REQUIREMENT>
Repeat each record exactly as written, and drop any images.

Stored data entries:

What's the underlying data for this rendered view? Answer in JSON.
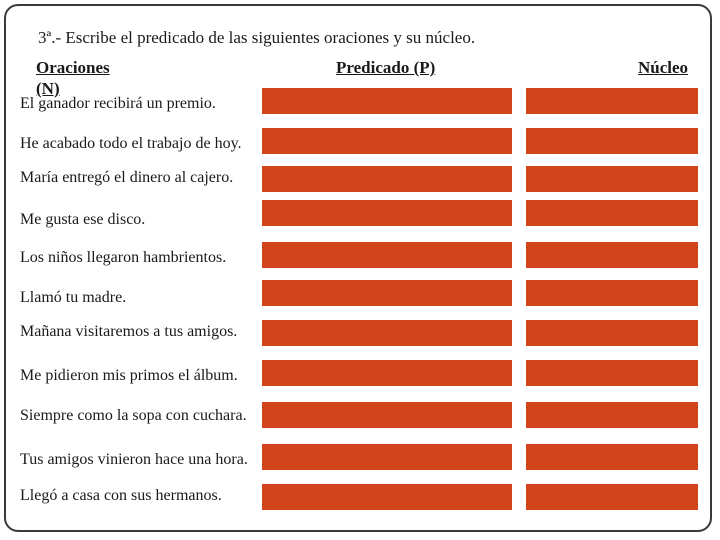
{
  "title": "3ª.- Escribe el predicado de las siguientes oraciones y su núcleo.",
  "headers": {
    "oraciones": "Oraciones",
    "oraciones_sub": "(N)",
    "predicado": "Predicado (P)",
    "nucleo": "Núcleo"
  },
  "fill_color": "#d2451c",
  "sentences": [
    "El ganador recibirá un premio.",
    "He acabado todo el trabajo de hoy.",
    "María entregó el dinero al cajero.",
    "Me gusta ese disco.",
    "Los niños llegaron hambrientos.",
    "Llamó tu madre.",
    "Mañana visitaremos a tus amigos.",
    "Me pidieron mis primos el álbum.",
    "Siempre como la sopa con cuchara.",
    "Tus amigos vinieron hace una hora.",
    "Llegó a casa con sus hermanos."
  ]
}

SOLUTION TO THE PROBLEM>
What's the underlying data for this rendered view? Answer in JSON.
{
  "title": "3ª.- Escribe el predicado de las siguientes oraciones y su núcleo.",
  "headers": {
    "oraciones": "Oraciones",
    "oraciones_sub": "(N)",
    "predicado": "Predicado (P)",
    "nucleo": "Núcleo"
  },
  "fill_color": "#d2451c",
  "sentences": [
    "El ganador recibirá un premio.",
    "He acabado todo el trabajo de hoy.",
    "María entregó el dinero al cajero.",
    "Me gusta ese disco.",
    "Los niños llegaron hambrientos.",
    "Llamó tu madre.",
    "Mañana visitaremos a tus amigos.",
    "Me pidieron mis primos el álbum.",
    "Siempre como la sopa con cuchara.",
    "Tus amigos vinieron hace una hora.",
    "Llegó a casa con sus hermanos."
  ]
}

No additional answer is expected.